--- begin ---
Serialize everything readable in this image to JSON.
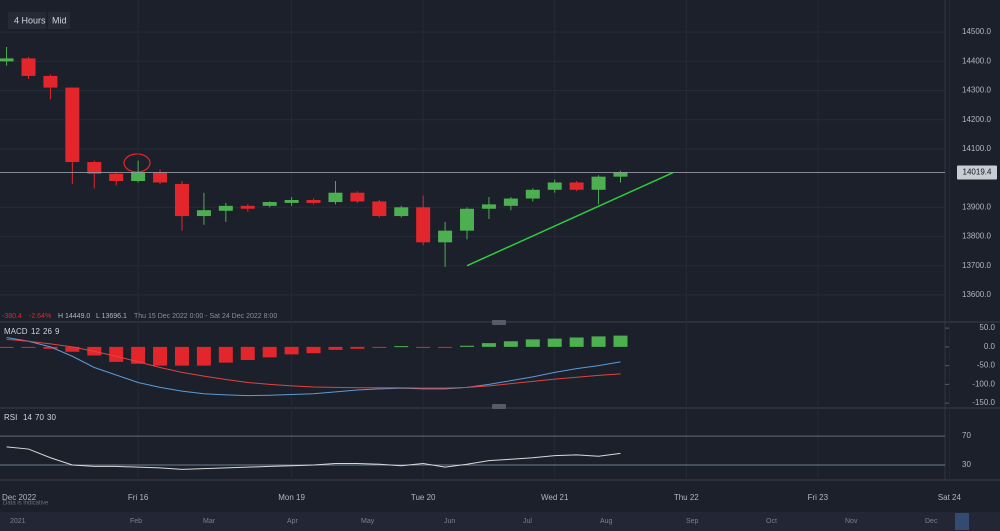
{
  "toolbar": {
    "interval": "4 Hours",
    "price_type": "Mid"
  },
  "info_bar": {
    "change": "-380.4",
    "change_percent": "-2.64%",
    "high": "H 14449.0",
    "low": "L 13696.1",
    "range": "Thu 15 Dec 2022 0:00 - Sat 24 Dec 2022 8:00"
  },
  "navigator": {
    "note": "Data is indicative",
    "labels": [
      "2021",
      "Feb",
      "Mar",
      "Apr",
      "May",
      "Jun",
      "Jul",
      "Aug",
      "Sep",
      "Oct",
      "Nov",
      "Dec"
    ]
  },
  "chart_data": [
    {
      "type": "candlestick",
      "categories": [
        null,
        null,
        null,
        null,
        null,
        null,
        null,
        null,
        null,
        null,
        null,
        null,
        null,
        null,
        null,
        null,
        null,
        null,
        null,
        null,
        null,
        null,
        null,
        null,
        null,
        null,
        null,
        null,
        null
      ],
      "open": [
        14399.8,
        14410,
        14350,
        14310,
        14055,
        14015,
        13990,
        14020,
        13980,
        13870,
        13888,
        13905,
        13905,
        13915,
        13925,
        13918,
        13950,
        13920,
        13870,
        13900,
        13780,
        13820,
        13895,
        13905,
        13930,
        13960,
        13985,
        13960,
        14005
      ],
      "high": [
        14449,
        14415,
        14355,
        14310,
        14060,
        14020,
        14060,
        14030,
        13990,
        13950,
        13915,
        13910,
        13920,
        13935,
        13930,
        13990,
        13955,
        13925,
        13905,
        13940,
        13850,
        13900,
        13935,
        13935,
        13965,
        13995,
        13990,
        14010,
        14025
      ],
      "low": [
        14385,
        14340,
        14270,
        13980,
        13965,
        13975,
        13985,
        13980,
        13820,
        13840,
        13850,
        13885,
        13900,
        13905,
        13910,
        13910,
        13915,
        13865,
        13865,
        13770,
        13696.1,
        13790,
        13860,
        13890,
        13920,
        13950,
        13955,
        13910,
        13985
      ],
      "close": [
        14410,
        14350,
        14310,
        14055,
        14015,
        13990,
        14020,
        13985,
        13870,
        13890,
        13905,
        13895,
        13918,
        13925,
        13915,
        13950,
        13920,
        13870,
        13900,
        13780,
        13820,
        13895,
        13910,
        13930,
        13960,
        13985,
        13960,
        14005,
        14019.4
      ],
      "up_color": "#4caf50",
      "down_color": "#e3262b",
      "xlim": [
        -0.3,
        42.8
      ],
      "xticks": [
        {
          "value": 0.5,
          "label": "Dec 2022"
        },
        {
          "value": 6,
          "label": "Fri 16"
        },
        {
          "value": 13,
          "label": "Mon 19"
        },
        {
          "value": 19,
          "label": "Tue 20"
        },
        {
          "value": 25,
          "label": "Wed 21"
        },
        {
          "value": 31,
          "label": "Thu 22"
        },
        {
          "value": 37,
          "label": "Fri 23"
        },
        {
          "value": 43,
          "label": "Sat 24"
        }
      ],
      "ylim": [
        13514,
        14610
      ],
      "yticks": [
        {
          "value": 14500,
          "label": "14500.0"
        },
        {
          "value": 14400,
          "label": "14400.0"
        },
        {
          "value": 14300,
          "label": "14300.0"
        },
        {
          "value": 14200,
          "label": "14200.0"
        },
        {
          "value": 14100,
          "label": "14100.0"
        },
        {
          "value": 13900,
          "label": "13900.0"
        },
        {
          "value": 13800,
          "label": "13800.0"
        },
        {
          "value": 13700,
          "label": "13700.0"
        },
        {
          "value": 13600,
          "label": "13600.0"
        }
      ],
      "last_price": 14019.4,
      "trendline": {
        "x": [
          21,
          30.4
        ],
        "values": [
          13700,
          14019
        ],
        "color": "#2ecc40"
      },
      "grid": true
    },
    {
      "type": "macd",
      "title": "MACD",
      "params": [
        12,
        26,
        9
      ],
      "ylim": [
        -163,
        61
      ],
      "yticks": [
        {
          "value": 50,
          "label": "50.0"
        },
        {
          "value": 0,
          "label": "0.0"
        },
        {
          "value": -50,
          "label": "-50.0"
        },
        {
          "value": -100,
          "label": "-100.0"
        },
        {
          "value": -150,
          "label": "-150.0"
        }
      ],
      "histogram": {
        "values": [
          -1,
          -2,
          -5,
          -13,
          -23,
          -40,
          -45,
          -50,
          -50,
          -50,
          -42,
          -35,
          -28,
          -20,
          -17,
          -8,
          -5,
          -2,
          2,
          -2,
          -1,
          3,
          10,
          15,
          20,
          22,
          25,
          28,
          30
        ],
        "up_color": "#4caf50",
        "down_color": "#e3262b"
      },
      "macd_line": {
        "values": [
          25,
          15,
          0,
          -25,
          -55,
          -75,
          -95,
          -108,
          -118,
          -125,
          -128,
          -130,
          -129,
          -127,
          -125,
          -120,
          -115,
          -112,
          -110,
          -112,
          -112,
          -108,
          -100,
          -90,
          -80,
          -68,
          -58,
          -50,
          -40
        ],
        "color": "#5b9bd5"
      },
      "signal_line": {
        "values": [
          20,
          15,
          8,
          0,
          -12,
          -25,
          -40,
          -55,
          -68,
          -78,
          -87,
          -95,
          -100,
          -104,
          -107,
          -108,
          -109,
          -109,
          -109,
          -110,
          -110,
          -108,
          -104,
          -98,
          -92,
          -86,
          -81,
          -76,
          -72
        ],
        "color": "#e0433f"
      }
    },
    {
      "type": "rsi",
      "title": "RSI",
      "params": [
        14,
        70,
        30
      ],
      "ylim": [
        12,
        106
      ],
      "yticks": [
        70,
        30
      ],
      "values": [
        55,
        52,
        40,
        30,
        28,
        28,
        27,
        26,
        24,
        25,
        26,
        27,
        28,
        29,
        30,
        32,
        32,
        31,
        29,
        32,
        27,
        31,
        36,
        38,
        40,
        43,
        44,
        42,
        46
      ],
      "color": "#d9d9d9"
    }
  ]
}
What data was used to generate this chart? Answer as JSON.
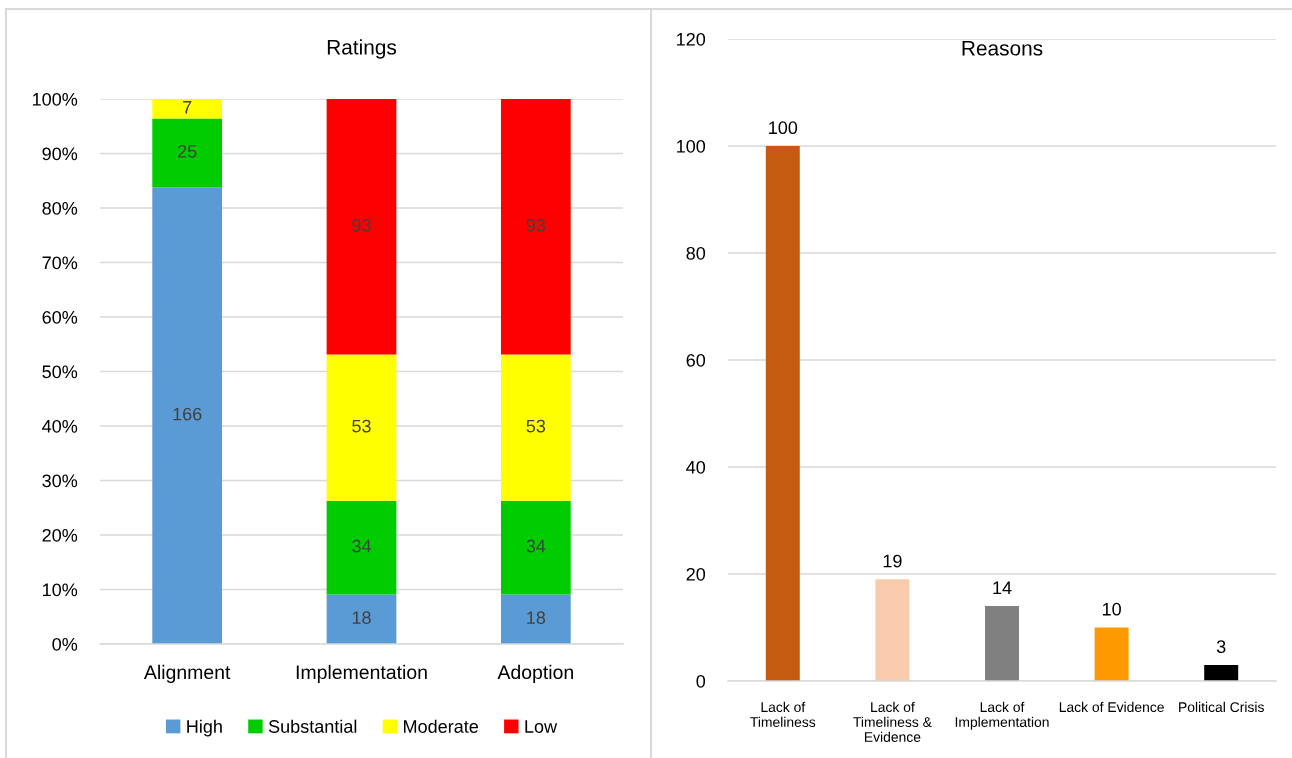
{
  "chart_data": [
    {
      "type": "bar",
      "title": "Ratings",
      "categories": [
        "Alignment",
        "Implementation",
        "Adoption"
      ],
      "stacked": true,
      "series": [
        {
          "name": "High",
          "color": "#5b9bd5",
          "values": [
            83.8,
            9.1,
            9.1
          ]
        },
        {
          "name": "Substantial",
          "color": "#00cc00",
          "values": [
            12.6,
            17.2,
            17.2
          ]
        },
        {
          "name": "Moderate",
          "color": "#ffff00",
          "values": [
            3.6,
            26.8,
            26.8
          ]
        },
        {
          "name": "Low",
          "color": "#ff0000",
          "values": [
            null,
            46.9,
            46.9
          ]
        }
      ],
      "annotations": [
        "166",
        "25",
        "7",
        "18",
        "34",
        "53",
        "93",
        "18",
        "34",
        "53",
        "93"
      ],
      "ylim": [
        0,
        100
      ],
      "yticks": [
        {
          "value": 0,
          "label": "0%"
        },
        {
          "value": 10,
          "label": "10%"
        },
        {
          "value": 20,
          "label": "20%"
        },
        {
          "value": 30,
          "label": "30%"
        },
        {
          "value": 40,
          "label": "40%"
        },
        {
          "value": 50,
          "label": "50%"
        },
        {
          "value": 60,
          "label": "60%"
        },
        {
          "value": 70,
          "label": "70%"
        },
        {
          "value": 80,
          "label": "80%"
        },
        {
          "value": 90,
          "label": "90%"
        },
        {
          "value": 100,
          "label": "100%"
        }
      ],
      "grid": "y",
      "legend": "bottom"
    },
    {
      "type": "bar",
      "title": "Reasons",
      "categories": [
        "Lack of\nTimeliness",
        "Lack of\nTimeliness &\nEvidence",
        "Lack of\nImplementation",
        "Lack of Evidence",
        "Political Crisis"
      ],
      "values": [
        100,
        19,
        14,
        10,
        3
      ],
      "colors": [
        "#c55a11",
        "#f8cbad",
        "#808080",
        "#ff9900",
        "#000000"
      ],
      "ylim": [
        0,
        120
      ],
      "yticks": [
        0,
        20,
        40,
        60,
        80,
        100,
        120
      ],
      "grid": "y",
      "data_labels": true
    }
  ]
}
--- end ---
## What is expected
Locate the string "title" in the listing above and copy every line where it occurs.

## Correct output
      "title": "MACD",
      "title": "RSI",
      "title": "Ratings",
      "title": "Reasons",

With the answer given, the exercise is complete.